> _Entries supplied_:

** BEGIN **

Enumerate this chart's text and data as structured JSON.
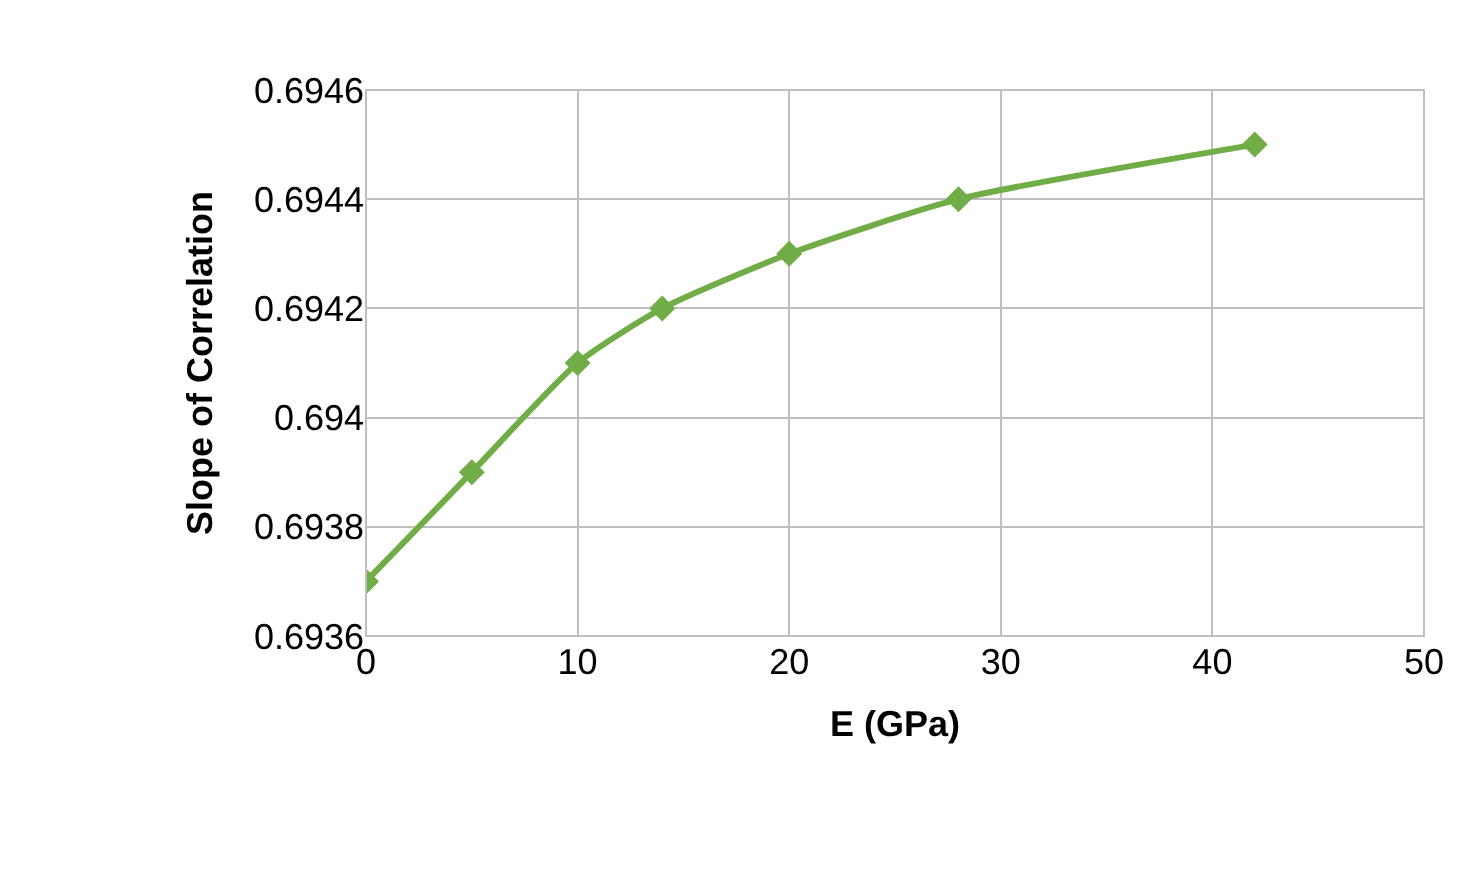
{
  "chart_data": {
    "type": "line",
    "xlabel": "E (GPa)",
    "ylabel": "Slope of Correlation",
    "x": [
      0,
      5,
      10,
      14,
      20,
      28,
      42
    ],
    "series": [
      {
        "color": "#70ad47",
        "values": [
          0.6937,
          0.6939,
          0.6941,
          0.6942,
          0.6943,
          0.6944,
          0.6945
        ]
      }
    ],
    "xlim": [
      0,
      50
    ],
    "xticks": [
      0,
      10,
      20,
      30,
      40,
      50
    ],
    "ylim": [
      0.6936,
      0.6946
    ],
    "yticks": [
      0.6936,
      0.6938,
      0.694,
      0.6942,
      0.6944,
      0.6946
    ],
    "grid": true,
    "marker": "diamond",
    "line_style": "solid"
  }
}
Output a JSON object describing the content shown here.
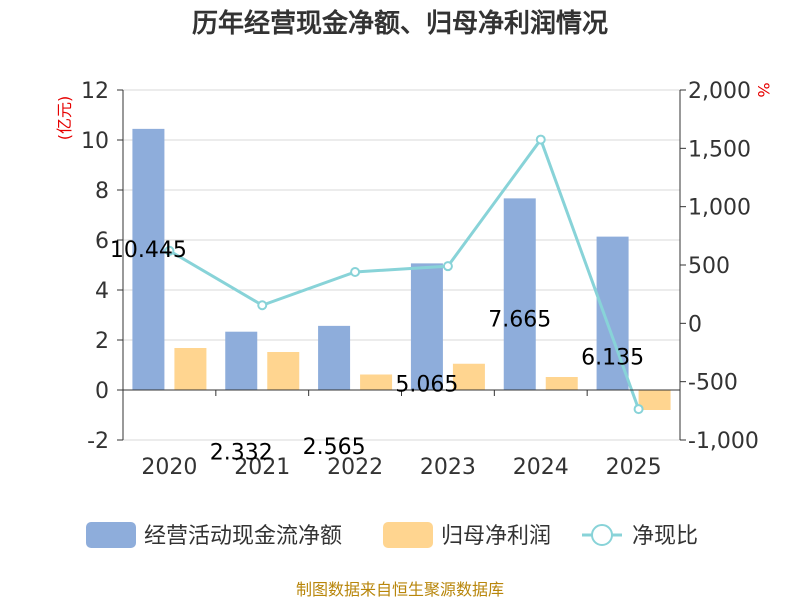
{
  "chart_data": {
    "type": "bar",
    "title": "历年经营现金净额、归母净利润情况",
    "categories": [
      "2020",
      "2021",
      "2022",
      "2023",
      "2024",
      "2025"
    ],
    "series": [
      {
        "name": "经营活动现金流净额",
        "kind": "bar",
        "axis": "left",
        "color": "#8eaddb",
        "values": [
          10.445,
          2.332,
          2.565,
          5.065,
          7.665,
          6.135
        ],
        "labels": [
          "10.445",
          "2.332",
          "2.565",
          "5.065",
          "7.665",
          "6.135"
        ]
      },
      {
        "name": "归母净利润",
        "kind": "bar",
        "axis": "left",
        "color": "#ffd590",
        "values": [
          1.68,
          1.52,
          0.62,
          1.05,
          0.52,
          -0.8
        ]
      },
      {
        "name": "净现比",
        "kind": "line",
        "axis": "right",
        "color": "#88d3d8",
        "values": [
          622,
          155,
          440,
          490,
          1575,
          -735
        ]
      }
    ],
    "y_left": {
      "unit": "(亿元)",
      "ylim": [
        -2,
        12
      ],
      "ticks": [
        {
          "v": 12,
          "t": "12"
        },
        {
          "v": 10,
          "t": "10"
        },
        {
          "v": 8,
          "t": "8"
        },
        {
          "v": 6,
          "t": "6"
        },
        {
          "v": 4,
          "t": "4"
        },
        {
          "v": 2,
          "t": "2"
        },
        {
          "v": 0,
          "t": "0"
        },
        {
          "v": -2,
          "t": "-2"
        }
      ]
    },
    "y_right": {
      "unit": "%",
      "ylim": [
        -1000,
        2000
      ],
      "ticks": [
        {
          "v": 2000,
          "t": "2,000"
        },
        {
          "v": 1500,
          "t": "1,500"
        },
        {
          "v": 1000,
          "t": "1,000"
        },
        {
          "v": 500,
          "t": "500"
        },
        {
          "v": 0,
          "t": "0"
        },
        {
          "v": -500,
          "t": "-500"
        },
        {
          "v": -1000,
          "t": "-1,000"
        }
      ]
    },
    "grid": true,
    "legend_position": "bottom"
  },
  "footer": "制图数据来自恒生聚源数据库"
}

** END **

> _Work to do_:
Go through the material above and copy each line that has the word "JSON".

> _Problem solution_:
Enumerate this chart's text and data as structured JSON.
Output a JSON object describing the content shown here.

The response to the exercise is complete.